SET PROBLEM: Copy out the data below as written; omit any images.

DATA PROVIDED:
################

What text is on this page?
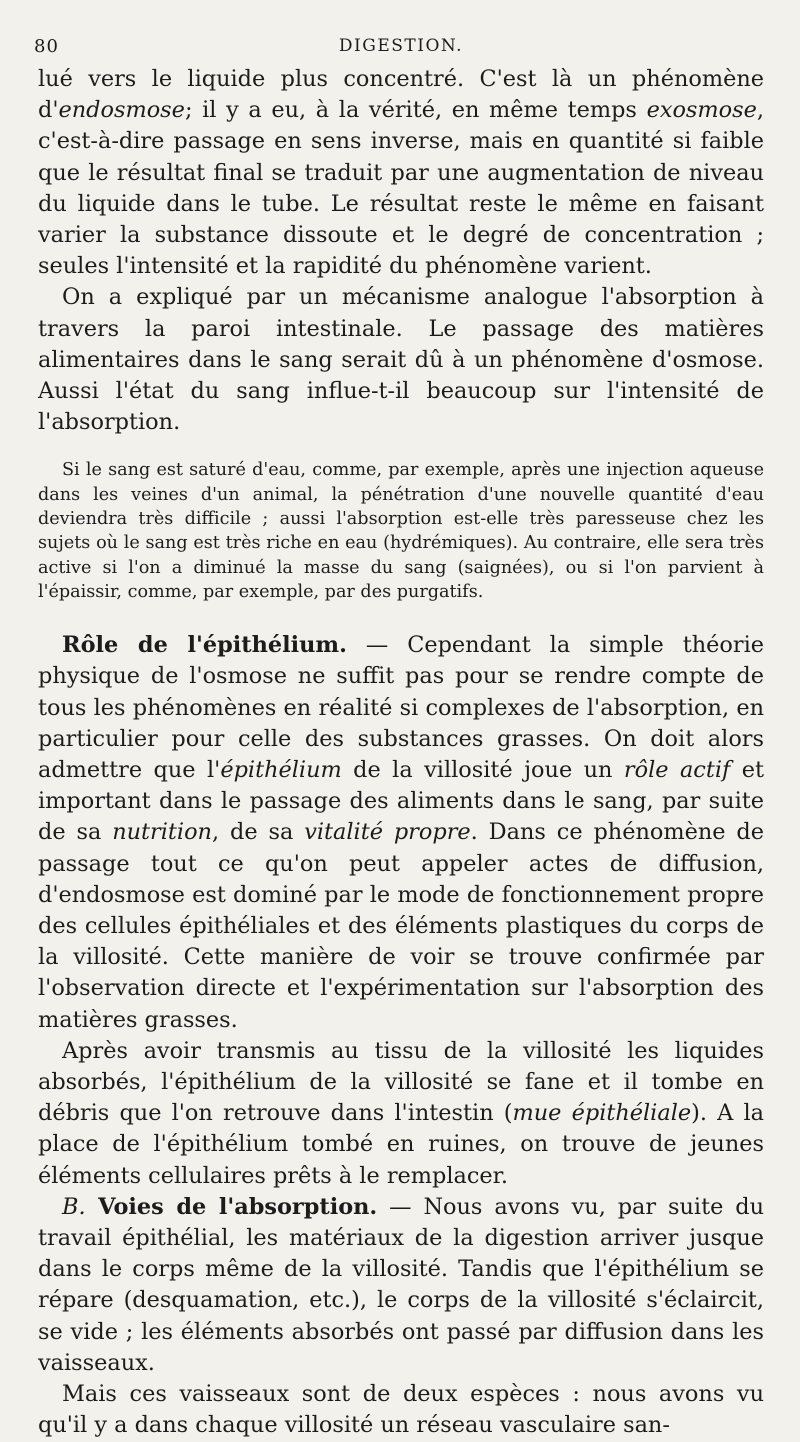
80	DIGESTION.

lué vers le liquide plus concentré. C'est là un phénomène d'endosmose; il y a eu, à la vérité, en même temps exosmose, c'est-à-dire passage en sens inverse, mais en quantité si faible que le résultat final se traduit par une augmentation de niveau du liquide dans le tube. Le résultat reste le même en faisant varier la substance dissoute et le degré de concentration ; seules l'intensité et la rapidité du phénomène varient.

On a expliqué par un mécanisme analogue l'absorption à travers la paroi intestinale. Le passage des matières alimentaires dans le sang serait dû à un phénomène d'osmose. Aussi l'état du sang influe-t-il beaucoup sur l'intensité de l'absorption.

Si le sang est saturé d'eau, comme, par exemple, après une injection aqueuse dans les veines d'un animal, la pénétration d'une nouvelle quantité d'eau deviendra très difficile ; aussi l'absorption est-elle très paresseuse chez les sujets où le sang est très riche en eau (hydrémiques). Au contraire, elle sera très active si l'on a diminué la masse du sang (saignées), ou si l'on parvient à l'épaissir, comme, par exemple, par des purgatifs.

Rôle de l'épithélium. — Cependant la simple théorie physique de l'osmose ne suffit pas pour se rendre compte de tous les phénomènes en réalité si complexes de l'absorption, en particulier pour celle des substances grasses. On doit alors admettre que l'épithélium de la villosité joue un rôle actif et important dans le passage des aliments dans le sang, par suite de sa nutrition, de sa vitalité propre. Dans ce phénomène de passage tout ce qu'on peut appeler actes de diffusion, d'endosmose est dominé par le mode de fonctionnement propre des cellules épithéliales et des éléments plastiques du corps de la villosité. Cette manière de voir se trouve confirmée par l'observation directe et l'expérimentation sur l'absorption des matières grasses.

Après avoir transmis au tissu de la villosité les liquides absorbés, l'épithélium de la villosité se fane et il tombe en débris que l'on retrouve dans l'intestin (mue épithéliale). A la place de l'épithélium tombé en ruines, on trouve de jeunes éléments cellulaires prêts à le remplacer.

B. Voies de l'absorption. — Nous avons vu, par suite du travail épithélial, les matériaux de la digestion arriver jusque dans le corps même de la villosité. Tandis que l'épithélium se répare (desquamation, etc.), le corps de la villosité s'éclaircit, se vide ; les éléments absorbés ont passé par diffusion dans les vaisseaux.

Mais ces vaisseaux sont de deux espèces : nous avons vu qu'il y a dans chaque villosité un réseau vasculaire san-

################

FINAL ANSWER:
What text is on this page?
80	DIGESTION.

lué vers le liquide plus concentré. C'est là un phénomène d'endosmose; il y a eu, à la vérité, en même temps exosmose, c'est-à-dire passage en sens inverse, mais en quantité si faible que le résultat final se traduit par une augmentation de niveau du liquide dans le tube. Le résultat reste le même en faisant varier la substance dissoute et le degré de concentration ; seules l'intensité et la rapidité du phénomène varient.

On a expliqué par un mécanisme analogue l'absorption à travers la paroi intestinale. Le passage des matières alimentaires dans le sang serait dû à un phénomène d'osmose. Aussi l'état du sang influe-t-il beaucoup sur l'intensité de l'absorption.

Si le sang est saturé d'eau, comme, par exemple, après une injection aqueuse dans les veines d'un animal, la pénétration d'une nouvelle quantité d'eau deviendra très difficile ; aussi l'absorption est-elle très paresseuse chez les sujets où le sang est très riche en eau (hydrémiques). Au contraire, elle sera très active si l'on a diminué la masse du sang (saignées), ou si l'on parvient à l'épaissir, comme, par exemple, par des purgatifs.

Rôle de l'épithélium. — Cependant la simple théorie physique de l'osmose ne suffit pas pour se rendre compte de tous les phénomènes en réalité si complexes de l'absorption, en particulier pour celle des substances grasses. On doit alors admettre que l'épithélium de la villosité joue un rôle actif et important dans le passage des aliments dans le sang, par suite de sa nutrition, de sa vitalité propre. Dans ce phénomène de passage tout ce qu'on peut appeler actes de diffusion, d'endosmose est dominé par le mode de fonctionnement propre des cellules épithéliales et des éléments plastiques du corps de la villosité. Cette manière de voir se trouve confirmée par l'observation directe et l'expérimentation sur l'absorption des matières grasses.

Après avoir transmis au tissu de la villosité les liquides absorbés, l'épithélium de la villosité se fane et il tombe en débris que l'on retrouve dans l'intestin (mue épithéliale). A la place de l'épithélium tombé en ruines, on trouve de jeunes éléments cellulaires prêts à le remplacer.

B. Voies de l'absorption. — Nous avons vu, par suite du travail épithélial, les matériaux de la digestion arriver jusque dans le corps même de la villosité. Tandis que l'épithélium se répare (desquamation, etc.), le corps de la villosité s'éclaircit, se vide ; les éléments absorbés ont passé par diffusion dans les vaisseaux.

Mais ces vaisseaux sont de deux espèces : nous avons vu qu'il y a dans chaque villosité un réseau vasculaire san-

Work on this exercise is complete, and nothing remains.